**EXERCISE:**
Pictures in the data below are not part of the copy; transcribe everything else exactly.

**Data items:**
**********

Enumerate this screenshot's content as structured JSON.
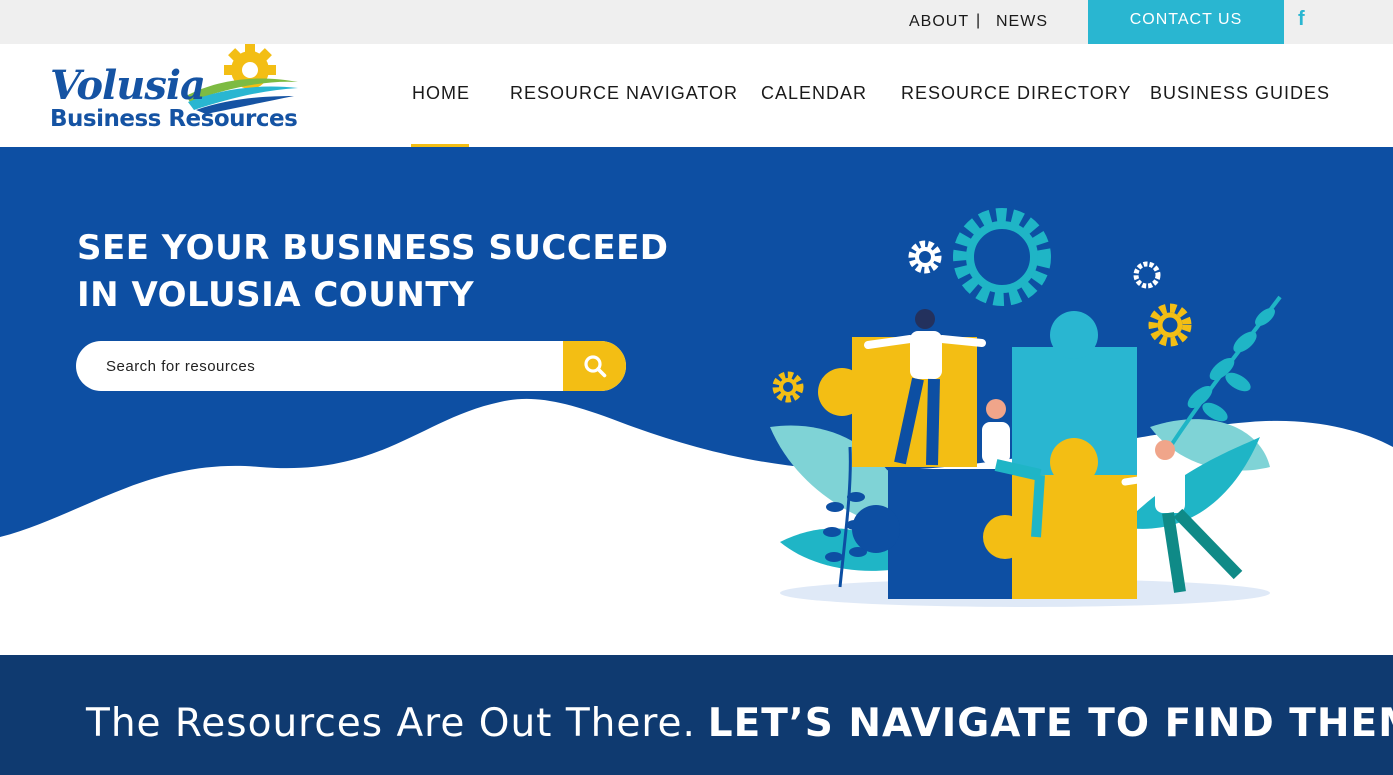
{
  "topbar": {
    "about": "ABOUT",
    "separator": "|",
    "news": "NEWS",
    "contact": "CONTACT US",
    "social_icon": "facebook-icon",
    "social_glyph": "f"
  },
  "logo": {
    "name": "Volusia",
    "subtitle": "Business Resources"
  },
  "nav": {
    "items": [
      {
        "label": "HOME",
        "active": true
      },
      {
        "label": "RESOURCE NAVIGATOR",
        "active": false
      },
      {
        "label": "CALENDAR",
        "active": false
      },
      {
        "label": "RESOURCE DIRECTORY",
        "active": false
      },
      {
        "label": "BUSINESS GUIDES",
        "active": false
      }
    ]
  },
  "hero": {
    "title_line1": "SEE YOUR BUSINESS SUCCEED",
    "title_line2": "IN VOLUSIA COUNTY",
    "search_placeholder": "Search for resources",
    "search_icon": "search-icon"
  },
  "band": {
    "lead": "The Resources Are Out There.",
    "emphasis": "LET’S NAVIGATE TO FIND THEM"
  },
  "colors": {
    "brand_blue": "#0d4fa3",
    "dark_navy": "#0f3a70",
    "accent_yellow": "#f3be14",
    "accent_teal": "#29b6d1"
  }
}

**********

**IN RESPONSE:**
Enumerate this screenshot's content as structured JSON.
{
  "topbar": {
    "about": "ABOUT",
    "separator": "|",
    "news": "NEWS",
    "contact": "CONTACT US",
    "social_icon": "facebook-icon",
    "social_glyph": "f"
  },
  "logo": {
    "name": "Volusia",
    "subtitle": "Business Resources"
  },
  "nav": {
    "items": [
      {
        "label": "HOME",
        "active": true
      },
      {
        "label": "RESOURCE NAVIGATOR",
        "active": false
      },
      {
        "label": "CALENDAR",
        "active": false
      },
      {
        "label": "RESOURCE DIRECTORY",
        "active": false
      },
      {
        "label": "BUSINESS GUIDES",
        "active": false
      }
    ]
  },
  "hero": {
    "title_line1": "SEE YOUR BUSINESS SUCCEED",
    "title_line2": "IN VOLUSIA COUNTY",
    "search_placeholder": "Search for resources",
    "search_icon": "search-icon"
  },
  "band": {
    "lead": "The Resources Are Out There.",
    "emphasis": "LET’S NAVIGATE TO FIND THEM"
  },
  "colors": {
    "brand_blue": "#0d4fa3",
    "dark_navy": "#0f3a70",
    "accent_yellow": "#f3be14",
    "accent_teal": "#29b6d1"
  }
}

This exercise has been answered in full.